→ **PROBLEM DESCRIPTION**
Copy each line below that includes "temperature".

→ **DATA ROWS**
_ _ _
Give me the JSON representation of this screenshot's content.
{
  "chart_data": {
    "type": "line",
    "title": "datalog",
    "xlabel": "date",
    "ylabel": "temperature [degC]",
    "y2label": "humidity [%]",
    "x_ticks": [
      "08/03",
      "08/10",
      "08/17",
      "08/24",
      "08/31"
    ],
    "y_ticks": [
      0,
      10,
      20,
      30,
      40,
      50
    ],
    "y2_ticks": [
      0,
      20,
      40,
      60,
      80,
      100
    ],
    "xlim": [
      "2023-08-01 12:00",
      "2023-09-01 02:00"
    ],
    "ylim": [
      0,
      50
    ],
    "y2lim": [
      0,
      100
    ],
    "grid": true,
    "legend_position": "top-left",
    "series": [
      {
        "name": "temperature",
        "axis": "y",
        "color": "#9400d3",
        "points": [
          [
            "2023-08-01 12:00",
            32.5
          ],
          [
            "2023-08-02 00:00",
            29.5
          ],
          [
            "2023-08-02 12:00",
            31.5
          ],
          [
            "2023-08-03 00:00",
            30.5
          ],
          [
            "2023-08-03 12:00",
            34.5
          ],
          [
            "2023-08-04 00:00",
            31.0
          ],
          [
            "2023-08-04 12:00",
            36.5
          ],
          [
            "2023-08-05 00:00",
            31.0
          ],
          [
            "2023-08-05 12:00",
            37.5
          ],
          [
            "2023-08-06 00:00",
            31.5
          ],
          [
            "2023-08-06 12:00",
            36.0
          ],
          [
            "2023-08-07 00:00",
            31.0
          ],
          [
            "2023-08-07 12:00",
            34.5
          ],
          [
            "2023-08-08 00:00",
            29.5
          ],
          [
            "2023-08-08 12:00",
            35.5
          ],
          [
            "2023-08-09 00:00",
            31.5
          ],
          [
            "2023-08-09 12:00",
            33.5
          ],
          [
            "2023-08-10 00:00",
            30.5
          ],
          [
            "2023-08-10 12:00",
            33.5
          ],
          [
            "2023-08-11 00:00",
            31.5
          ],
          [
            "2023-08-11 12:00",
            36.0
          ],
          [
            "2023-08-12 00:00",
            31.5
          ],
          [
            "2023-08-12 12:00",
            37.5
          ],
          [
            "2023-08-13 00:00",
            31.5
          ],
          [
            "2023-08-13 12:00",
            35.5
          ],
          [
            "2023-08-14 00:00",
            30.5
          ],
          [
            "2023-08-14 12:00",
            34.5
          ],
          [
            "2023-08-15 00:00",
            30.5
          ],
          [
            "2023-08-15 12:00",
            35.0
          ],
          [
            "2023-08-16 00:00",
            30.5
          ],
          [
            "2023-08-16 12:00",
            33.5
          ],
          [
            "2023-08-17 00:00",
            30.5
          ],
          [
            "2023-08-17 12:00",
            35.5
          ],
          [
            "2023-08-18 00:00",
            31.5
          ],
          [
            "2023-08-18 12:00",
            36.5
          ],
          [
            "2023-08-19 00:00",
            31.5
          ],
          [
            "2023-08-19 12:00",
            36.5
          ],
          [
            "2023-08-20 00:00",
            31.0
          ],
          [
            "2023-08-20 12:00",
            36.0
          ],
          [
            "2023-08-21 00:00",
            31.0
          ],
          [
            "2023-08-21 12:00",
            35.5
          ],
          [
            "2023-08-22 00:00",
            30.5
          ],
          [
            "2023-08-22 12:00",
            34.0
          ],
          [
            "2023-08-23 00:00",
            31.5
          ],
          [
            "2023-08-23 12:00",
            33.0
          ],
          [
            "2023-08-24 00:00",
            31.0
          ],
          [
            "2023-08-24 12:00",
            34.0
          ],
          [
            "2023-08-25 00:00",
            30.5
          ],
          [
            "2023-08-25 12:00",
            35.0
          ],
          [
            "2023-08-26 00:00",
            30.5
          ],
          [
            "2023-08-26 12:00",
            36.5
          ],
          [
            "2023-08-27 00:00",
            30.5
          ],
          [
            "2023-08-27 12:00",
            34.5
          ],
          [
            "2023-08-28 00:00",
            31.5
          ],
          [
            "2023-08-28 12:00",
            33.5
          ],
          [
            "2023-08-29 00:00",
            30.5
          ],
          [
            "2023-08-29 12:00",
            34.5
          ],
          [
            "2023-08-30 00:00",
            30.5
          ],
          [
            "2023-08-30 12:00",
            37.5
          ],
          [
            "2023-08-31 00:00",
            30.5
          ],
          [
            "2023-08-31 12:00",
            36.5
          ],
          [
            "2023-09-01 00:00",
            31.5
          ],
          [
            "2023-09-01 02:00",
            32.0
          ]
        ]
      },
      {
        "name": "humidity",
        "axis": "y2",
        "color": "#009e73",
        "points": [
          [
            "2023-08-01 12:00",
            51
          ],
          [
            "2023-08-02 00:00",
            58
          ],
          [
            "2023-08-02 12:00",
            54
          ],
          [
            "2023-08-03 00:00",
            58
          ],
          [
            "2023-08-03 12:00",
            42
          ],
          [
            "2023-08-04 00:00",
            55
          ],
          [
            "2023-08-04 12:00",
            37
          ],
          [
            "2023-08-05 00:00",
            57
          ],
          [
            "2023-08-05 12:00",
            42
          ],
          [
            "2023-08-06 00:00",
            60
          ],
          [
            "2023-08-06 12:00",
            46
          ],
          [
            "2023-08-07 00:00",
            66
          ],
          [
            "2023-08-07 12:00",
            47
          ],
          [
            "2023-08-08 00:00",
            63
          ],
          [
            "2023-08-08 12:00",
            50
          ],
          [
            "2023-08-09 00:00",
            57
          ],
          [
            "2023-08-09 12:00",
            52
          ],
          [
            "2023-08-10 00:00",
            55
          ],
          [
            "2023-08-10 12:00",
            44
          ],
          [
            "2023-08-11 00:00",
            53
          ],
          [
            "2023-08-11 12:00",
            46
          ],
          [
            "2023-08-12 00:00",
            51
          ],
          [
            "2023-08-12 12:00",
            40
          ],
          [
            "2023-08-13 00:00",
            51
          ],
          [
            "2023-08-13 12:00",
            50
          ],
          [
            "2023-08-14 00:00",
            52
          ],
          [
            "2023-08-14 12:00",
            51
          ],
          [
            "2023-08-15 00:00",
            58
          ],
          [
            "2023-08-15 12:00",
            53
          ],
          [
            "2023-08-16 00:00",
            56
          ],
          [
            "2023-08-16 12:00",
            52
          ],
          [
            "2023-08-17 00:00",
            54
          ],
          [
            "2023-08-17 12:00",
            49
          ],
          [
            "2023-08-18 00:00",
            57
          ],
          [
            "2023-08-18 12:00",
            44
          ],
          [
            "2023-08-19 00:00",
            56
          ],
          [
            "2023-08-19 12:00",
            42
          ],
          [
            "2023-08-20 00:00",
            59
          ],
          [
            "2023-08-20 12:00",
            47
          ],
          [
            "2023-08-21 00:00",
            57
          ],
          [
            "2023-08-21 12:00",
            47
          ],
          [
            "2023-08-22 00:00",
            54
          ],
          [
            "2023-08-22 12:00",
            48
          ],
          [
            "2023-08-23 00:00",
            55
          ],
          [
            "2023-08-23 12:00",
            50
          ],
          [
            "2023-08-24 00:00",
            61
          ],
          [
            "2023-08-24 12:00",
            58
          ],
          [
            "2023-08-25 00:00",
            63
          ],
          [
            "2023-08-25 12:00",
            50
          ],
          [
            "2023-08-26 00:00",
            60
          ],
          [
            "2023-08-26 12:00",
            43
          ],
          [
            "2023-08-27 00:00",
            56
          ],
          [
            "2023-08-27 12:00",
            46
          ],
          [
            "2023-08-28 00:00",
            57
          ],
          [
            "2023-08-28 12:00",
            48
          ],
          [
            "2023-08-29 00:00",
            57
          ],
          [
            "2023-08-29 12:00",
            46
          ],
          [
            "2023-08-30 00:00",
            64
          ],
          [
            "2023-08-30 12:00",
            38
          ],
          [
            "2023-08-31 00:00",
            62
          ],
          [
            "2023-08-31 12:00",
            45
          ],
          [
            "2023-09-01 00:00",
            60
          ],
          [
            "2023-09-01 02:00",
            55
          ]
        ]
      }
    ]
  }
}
_ _ _
→ **OUTPUT OF THE TASK**
    "ylabel": "temperature [degC]",
        "name": "temperature",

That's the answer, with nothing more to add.